=== Task to carry out ===
Set the data down again, exactly as it reads, but without the pictures.

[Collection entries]

○ ○ ○ ○ ○ ○ ○

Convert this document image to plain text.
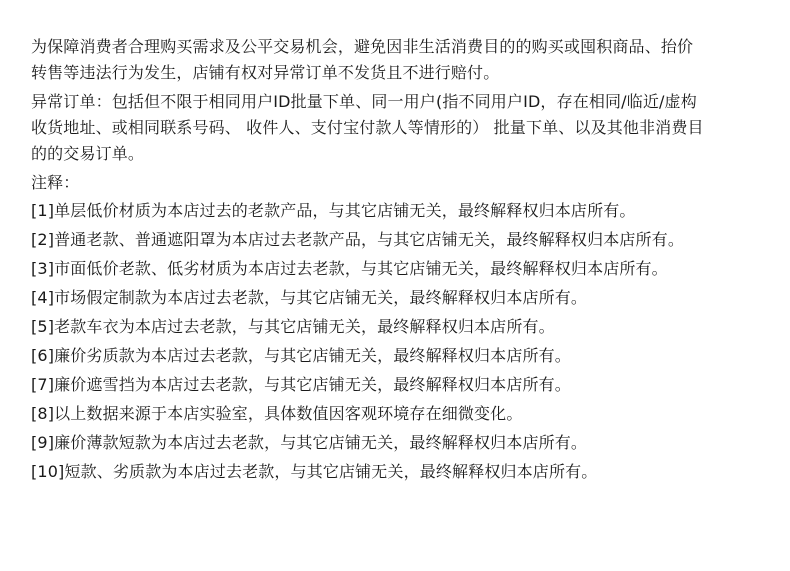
为保障消费者合理购买需求及公平交易机会，避免因非生活消费目的的购买或囤积商品、抬价
转售等违法行为发生，店铺有权对异常订单不发货且不进行赔付。
异常订单：包括但不限于相同用户ID批量下单、同一用户(指不同用户ID，存在相同/临近/虚构
收货地址、或相同联系号码、 收件人、支付宝付款人等情形的） 批量下单、以及其他非消费目
的的交易订单。
注释：
[1]单层低价材质为本店过去的老款产品，与其它店铺无关，最终解释权归本店所有。
[2]普通老款、普通遮阳罩为本店过去老款产品，与其它店铺无关，最终解释权归本店所有。
[3]市面低价老款、低劣材质为本店过去老款，与其它店铺无关，最终解释权归本店所有。
[4]市场假定制款为本店过去老款，与其它店铺无关，最终解释权归本店所有。
[5]老款车衣为本店过去老款，与其它店铺无关，最终解释权归本店所有。
[6]廉价劣质款为本店过去老款，与其它店铺无关，最终解释权归本店所有。
[7]廉价遮雪挡为本店过去老款，与其它店铺无关，最终解释权归本店所有。
[8]以上数据来源于本店实验室，具体数值因客观环境存在细微变化。
[9]廉价薄款短款为本店过去老款，与其它店铺无关，最终解释权归本店所有。
[10]短款、劣质款为本店过去老款，与其它店铺无关，最终解释权归本店所有。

○ ○ ○ ○ ○ ○ ○

=== Task output ===
Convert this document image to plain text.
为保障消费者合理购买需求及公平交易机会，避免因非生活消费目的的购买或囤积商品、抬价
转售等违法行为发生，店铺有权对异常订单不发货且不进行赔付。
异常订单：包括但不限于相同用户ID批量下单、同一用户(指不同用户ID，存在相同/临近/虚构
收货地址、或相同联系号码、 收件人、支付宝付款人等情形的） 批量下单、以及其他非消费目
的的交易订单。
注释：
[1]单层低价材质为本店过去的老款产品，与其它店铺无关，最终解释权归本店所有。
[2]普通老款、普通遮阳罩为本店过去老款产品，与其它店铺无关，最终解释权归本店所有。
[3]市面低价老款、低劣材质为本店过去老款，与其它店铺无关，最终解释权归本店所有。
[4]市场假定制款为本店过去老款，与其它店铺无关，最终解释权归本店所有。
[5]老款车衣为本店过去老款，与其它店铺无关，最终解释权归本店所有。
[6]廉价劣质款为本店过去老款，与其它店铺无关，最终解释权归本店所有。
[7]廉价遮雪挡为本店过去老款，与其它店铺无关，最终解释权归本店所有。
[8]以上数据来源于本店实验室，具体数值因客观环境存在细微变化。
[9]廉价薄款短款为本店过去老款，与其它店铺无关，最终解释权归本店所有。
[10]短款、劣质款为本店过去老款，与其它店铺无关，最终解释权归本店所有。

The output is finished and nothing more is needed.